DIRECTION = Please give the listing again, word for word, with nothing left out.
* begin DATA SECTION *
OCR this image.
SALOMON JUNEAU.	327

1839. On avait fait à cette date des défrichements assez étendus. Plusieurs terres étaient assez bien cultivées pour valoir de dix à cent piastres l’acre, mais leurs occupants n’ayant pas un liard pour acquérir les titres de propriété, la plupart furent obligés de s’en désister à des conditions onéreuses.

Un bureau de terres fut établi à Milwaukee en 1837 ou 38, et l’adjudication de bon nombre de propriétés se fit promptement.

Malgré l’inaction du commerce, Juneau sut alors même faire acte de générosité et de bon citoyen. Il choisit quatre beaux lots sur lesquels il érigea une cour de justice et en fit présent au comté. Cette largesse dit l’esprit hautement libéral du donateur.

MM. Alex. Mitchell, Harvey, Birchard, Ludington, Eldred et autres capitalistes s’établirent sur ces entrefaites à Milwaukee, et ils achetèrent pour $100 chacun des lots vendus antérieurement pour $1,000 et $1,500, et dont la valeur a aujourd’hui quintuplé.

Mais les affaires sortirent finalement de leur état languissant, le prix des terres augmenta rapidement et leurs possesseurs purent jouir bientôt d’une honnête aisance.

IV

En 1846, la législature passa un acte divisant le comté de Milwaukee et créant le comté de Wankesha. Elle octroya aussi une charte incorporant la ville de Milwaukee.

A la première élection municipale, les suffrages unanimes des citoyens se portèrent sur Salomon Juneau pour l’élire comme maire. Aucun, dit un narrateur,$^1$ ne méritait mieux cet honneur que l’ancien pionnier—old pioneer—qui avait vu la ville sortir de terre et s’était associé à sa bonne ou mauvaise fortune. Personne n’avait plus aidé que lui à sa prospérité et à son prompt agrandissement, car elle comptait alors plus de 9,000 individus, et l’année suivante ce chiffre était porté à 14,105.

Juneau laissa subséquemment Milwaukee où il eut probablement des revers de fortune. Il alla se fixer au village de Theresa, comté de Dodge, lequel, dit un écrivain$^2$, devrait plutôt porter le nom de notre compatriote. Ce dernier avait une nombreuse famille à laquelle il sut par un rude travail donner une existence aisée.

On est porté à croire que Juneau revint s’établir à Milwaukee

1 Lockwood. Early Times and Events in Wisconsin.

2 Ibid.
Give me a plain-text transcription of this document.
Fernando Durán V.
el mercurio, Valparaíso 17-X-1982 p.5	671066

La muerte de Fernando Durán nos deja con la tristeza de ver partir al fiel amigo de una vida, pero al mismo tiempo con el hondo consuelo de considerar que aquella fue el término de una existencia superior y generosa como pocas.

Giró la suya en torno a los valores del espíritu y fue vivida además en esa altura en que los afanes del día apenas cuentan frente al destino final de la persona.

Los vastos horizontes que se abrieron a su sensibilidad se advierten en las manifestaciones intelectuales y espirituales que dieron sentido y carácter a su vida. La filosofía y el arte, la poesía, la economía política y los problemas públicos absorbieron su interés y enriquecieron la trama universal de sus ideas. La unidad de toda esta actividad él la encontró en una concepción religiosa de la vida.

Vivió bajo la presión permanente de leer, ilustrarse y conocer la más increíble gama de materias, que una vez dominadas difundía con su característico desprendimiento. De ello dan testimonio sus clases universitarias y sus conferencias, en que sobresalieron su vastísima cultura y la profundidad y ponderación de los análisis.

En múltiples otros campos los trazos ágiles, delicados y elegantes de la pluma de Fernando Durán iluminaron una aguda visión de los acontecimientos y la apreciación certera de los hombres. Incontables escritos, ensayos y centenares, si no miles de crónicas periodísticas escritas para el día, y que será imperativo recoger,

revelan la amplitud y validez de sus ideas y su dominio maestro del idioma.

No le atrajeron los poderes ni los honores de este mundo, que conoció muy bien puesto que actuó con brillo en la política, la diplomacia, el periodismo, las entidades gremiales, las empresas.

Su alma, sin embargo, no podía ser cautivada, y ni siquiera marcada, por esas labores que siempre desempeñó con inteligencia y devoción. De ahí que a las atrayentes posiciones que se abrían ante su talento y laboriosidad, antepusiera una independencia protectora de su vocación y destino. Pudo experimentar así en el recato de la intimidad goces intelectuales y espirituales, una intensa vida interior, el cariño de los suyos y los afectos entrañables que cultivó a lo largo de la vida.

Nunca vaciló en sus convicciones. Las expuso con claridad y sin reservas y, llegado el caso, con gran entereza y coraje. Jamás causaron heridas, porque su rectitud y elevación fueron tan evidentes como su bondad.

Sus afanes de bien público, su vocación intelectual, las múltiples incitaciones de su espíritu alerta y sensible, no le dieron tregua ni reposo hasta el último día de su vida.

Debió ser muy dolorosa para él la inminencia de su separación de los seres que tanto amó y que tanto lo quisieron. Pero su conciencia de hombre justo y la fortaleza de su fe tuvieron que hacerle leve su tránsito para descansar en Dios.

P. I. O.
* end DATA SECTION *
SOLUTION FOR THIS EXERCISE =
OCR this image.
SALOMON JUNEAU.	327

1839. On avait fait à cette date des défrichements assez étendus. Plusieurs terres étaient assez bien cultivées pour valoir de dix à cent piastres l’acre, mais leurs occupants n’ayant pas un liard pour acquérir les titres de propriété, la plupart furent obligés de s’en désister à des conditions onéreuses.

Un bureau de terres fut établi à Milwaukee en 1837 ou 38, et l’adjudication de bon nombre de propriétés se fit promptement.

Malgré l’inaction du commerce, Juneau sut alors même faire acte de générosité et de bon citoyen. Il choisit quatre beaux lots sur lesquels il érigea une cour de justice et en fit présent au comté. Cette largesse dit l’esprit hautement libéral du donateur.

MM. Alex. Mitchell, Harvey, Birchard, Ludington, Eldred et autres capitalistes s’établirent sur ces entrefaites à Milwaukee, et ils achetèrent pour $100 chacun des lots vendus antérieurement pour $1,000 et $1,500, et dont la valeur a aujourd’hui quintuplé.

Mais les affaires sortirent finalement de leur état languissant, le prix des terres augmenta rapidement et leurs possesseurs purent jouir bientôt d’une honnête aisance.

IV

En 1846, la législature passa un acte divisant le comté de Milwaukee et créant le comté de Wankesha. Elle octroya aussi une charte incorporant la ville de Milwaukee.

A la première élection municipale, les suffrages unanimes des citoyens se portèrent sur Salomon Juneau pour l’élire comme maire. Aucun, dit un narrateur,$^1$ ne méritait mieux cet honneur que l’ancien pionnier—old pioneer—qui avait vu la ville sortir de terre et s’était associé à sa bonne ou mauvaise fortune. Personne n’avait plus aidé que lui à sa prospérité et à son prompt agrandissement, car elle comptait alors plus de 9,000 individus, et l’année suivante ce chiffre était porté à 14,105.

Juneau laissa subséquemment Milwaukee où il eut probablement des revers de fortune. Il alla se fixer au village de Theresa, comté de Dodge, lequel, dit un écrivain$^2$, devrait plutôt porter le nom de notre compatriote. Ce dernier avait une nombreuse famille à laquelle il sut par un rude travail donner une existence aisée.

On est porté à croire que Juneau revint s’établir à Milwaukee

1 Lockwood. Early Times and Events in Wisconsin.

2 Ibid.
Give me a plain-text transcription of this document.
Fernando Durán V.
el mercurio, Valparaíso 17-X-1982 p.5	671066

La muerte de Fernando Durán nos deja con la tristeza de ver partir al fiel amigo de una vida, pero al mismo tiempo con el hondo consuelo de considerar que aquella fue el término de una existencia superior y generosa como pocas.

Giró la suya en torno a los valores del espíritu y fue vivida además en esa altura en que los afanes del día apenas cuentan frente al destino final de la persona.

Los vastos horizontes que se abrieron a su sensibilidad se advierten en las manifestaciones intelectuales y espirituales que dieron sentido y carácter a su vida. La filosofía y el arte, la poesía, la economía política y los problemas públicos absorbieron su interés y enriquecieron la trama universal de sus ideas. La unidad de toda esta actividad él la encontró en una concepción religiosa de la vida.

Vivió bajo la presión permanente de leer, ilustrarse y conocer la más increíble gama de materias, que una vez dominadas difundía con su característico desprendimiento. De ello dan testimonio sus clases universitarias y sus conferencias, en que sobresalieron su vastísima cultura y la profundidad y ponderación de los análisis.

En múltiples otros campos los trazos ágiles, delicados y elegantes de la pluma de Fernando Durán iluminaron una aguda visión de los acontecimientos y la apreciación certera de los hombres. Incontables escritos, ensayos y centenares, si no miles de crónicas periodísticas escritas para el día, y que será imperativo recoger,

revelan la amplitud y validez de sus ideas y su dominio maestro del idioma.

No le atrajeron los poderes ni los honores de este mundo, que conoció muy bien puesto que actuó con brillo en la política, la diplomacia, el periodismo, las entidades gremiales, las empresas.

Su alma, sin embargo, no podía ser cautivada, y ni siquiera marcada, por esas labores que siempre desempeñó con inteligencia y devoción. De ahí que a las atrayentes posiciones que se abrían ante su talento y laboriosidad, antepusiera una independencia protectora de su vocación y destino. Pudo experimentar así en el recato de la intimidad goces intelectuales y espirituales, una intensa vida interior, el cariño de los suyos y los afectos entrañables que cultivó a lo largo de la vida.

Nunca vaciló en sus convicciones. Las expuso con claridad y sin reservas y, llegado el caso, con gran entereza y coraje. Jamás causaron heridas, porque su rectitud y elevación fueron tan evidentes como su bondad.

Sus afanes de bien público, su vocación intelectual, las múltiples incitaciones de su espíritu alerta y sensible, no le dieron tregua ni reposo hasta el último día de su vida.

Debió ser muy dolorosa para él la inminencia de su separación de los seres que tanto amó y que tanto lo quisieron. Pero su conciencia de hombre justo y la fortaleza de su fe tuvieron que hacerle leve su tránsito para descansar en Dios.

P. I. O.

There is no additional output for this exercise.